Return the listing below unchanged, minus its pictures.

>> START RECORDS

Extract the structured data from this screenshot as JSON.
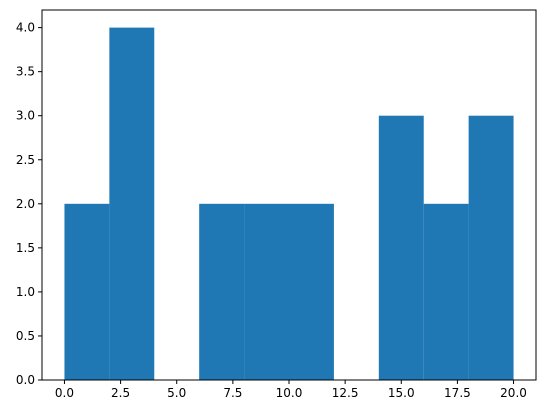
{
  "chart_data": {
    "type": "bar",
    "subtype": "histogram",
    "bins": [
      {
        "x0": 0,
        "x1": 2,
        "count": 2
      },
      {
        "x0": 2,
        "x1": 4,
        "count": 4
      },
      {
        "x0": 4,
        "x1": 6,
        "count": 0
      },
      {
        "x0": 6,
        "x1": 8,
        "count": 2
      },
      {
        "x0": 8,
        "x1": 10,
        "count": 2
      },
      {
        "x0": 10,
        "x1": 12,
        "count": 2
      },
      {
        "x0": 12,
        "x1": 14,
        "count": 0
      },
      {
        "x0": 14,
        "x1": 16,
        "count": 3
      },
      {
        "x0": 16,
        "x1": 18,
        "count": 2
      },
      {
        "x0": 18,
        "x1": 20,
        "count": 3
      }
    ],
    "xlim": [
      -1,
      21
    ],
    "ylim": [
      0,
      4.2
    ],
    "x_ticks": [
      0.0,
      2.5,
      5.0,
      7.5,
      10.0,
      12.5,
      15.0,
      17.5,
      20.0
    ],
    "x_tick_labels": [
      "0.0",
      "2.5",
      "5.0",
      "7.5",
      "10.0",
      "12.5",
      "15.0",
      "17.5",
      "20.0"
    ],
    "y_ticks": [
      0.0,
      0.5,
      1.0,
      1.5,
      2.0,
      2.5,
      3.0,
      3.5,
      4.0
    ],
    "y_tick_labels": [
      "0.0",
      "0.5",
      "1.0",
      "1.5",
      "2.0",
      "2.5",
      "3.0",
      "3.5",
      "4.0"
    ],
    "grid": false,
    "bar_color": "#1f77b4",
    "title": "",
    "xlabel": "",
    "ylabel": ""
  }
}
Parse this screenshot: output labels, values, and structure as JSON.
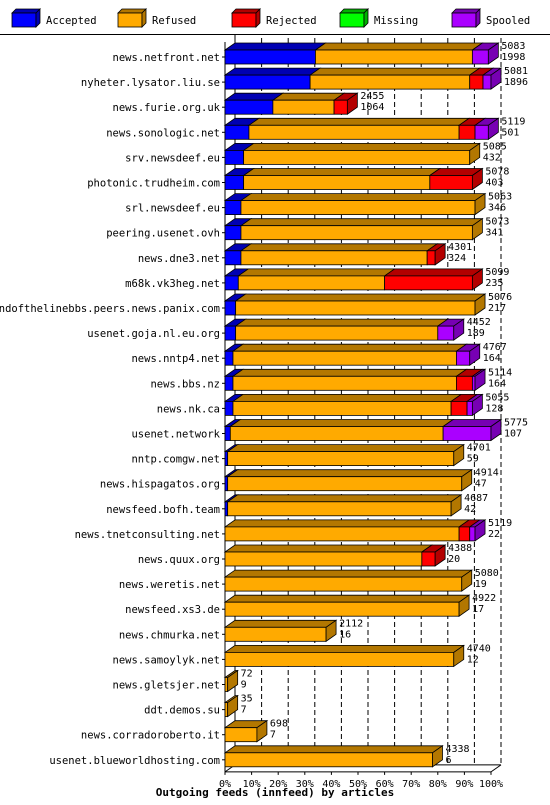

>> END RECORDS

ANSWER TO THIS TASK:
Extract the structured data from this screenshot as JSON.
{
  "chart_data": {
    "type": "bar",
    "subtype": "histogram",
    "bins": [
      {
        "x0": 0,
        "x1": 2,
        "count": 2
      },
      {
        "x0": 2,
        "x1": 4,
        "count": 4
      },
      {
        "x0": 4,
        "x1": 6,
        "count": 0
      },
      {
        "x0": 6,
        "x1": 8,
        "count": 2
      },
      {
        "x0": 8,
        "x1": 10,
        "count": 2
      },
      {
        "x0": 10,
        "x1": 12,
        "count": 2
      },
      {
        "x0": 12,
        "x1": 14,
        "count": 0
      },
      {
        "x0": 14,
        "x1": 16,
        "count": 3
      },
      {
        "x0": 16,
        "x1": 18,
        "count": 2
      },
      {
        "x0": 18,
        "x1": 20,
        "count": 3
      }
    ],
    "xlim": [
      -1,
      21
    ],
    "ylim": [
      0,
      4.2
    ],
    "x_ticks": [
      0.0,
      2.5,
      5.0,
      7.5,
      10.0,
      12.5,
      15.0,
      17.5,
      20.0
    ],
    "x_tick_labels": [
      "0.0",
      "2.5",
      "5.0",
      "7.5",
      "10.0",
      "12.5",
      "15.0",
      "17.5",
      "20.0"
    ],
    "y_ticks": [
      0.0,
      0.5,
      1.0,
      1.5,
      2.0,
      2.5,
      3.0,
      3.5,
      4.0
    ],
    "y_tick_labels": [
      "0.0",
      "0.5",
      "1.0",
      "1.5",
      "2.0",
      "2.5",
      "3.0",
      "3.5",
      "4.0"
    ],
    "grid": false,
    "bar_color": "#1f77b4",
    "title": "",
    "xlabel": "",
    "ylabel": ""
  }
}
Parse this screenshot: output labels, values, and structure as JSON.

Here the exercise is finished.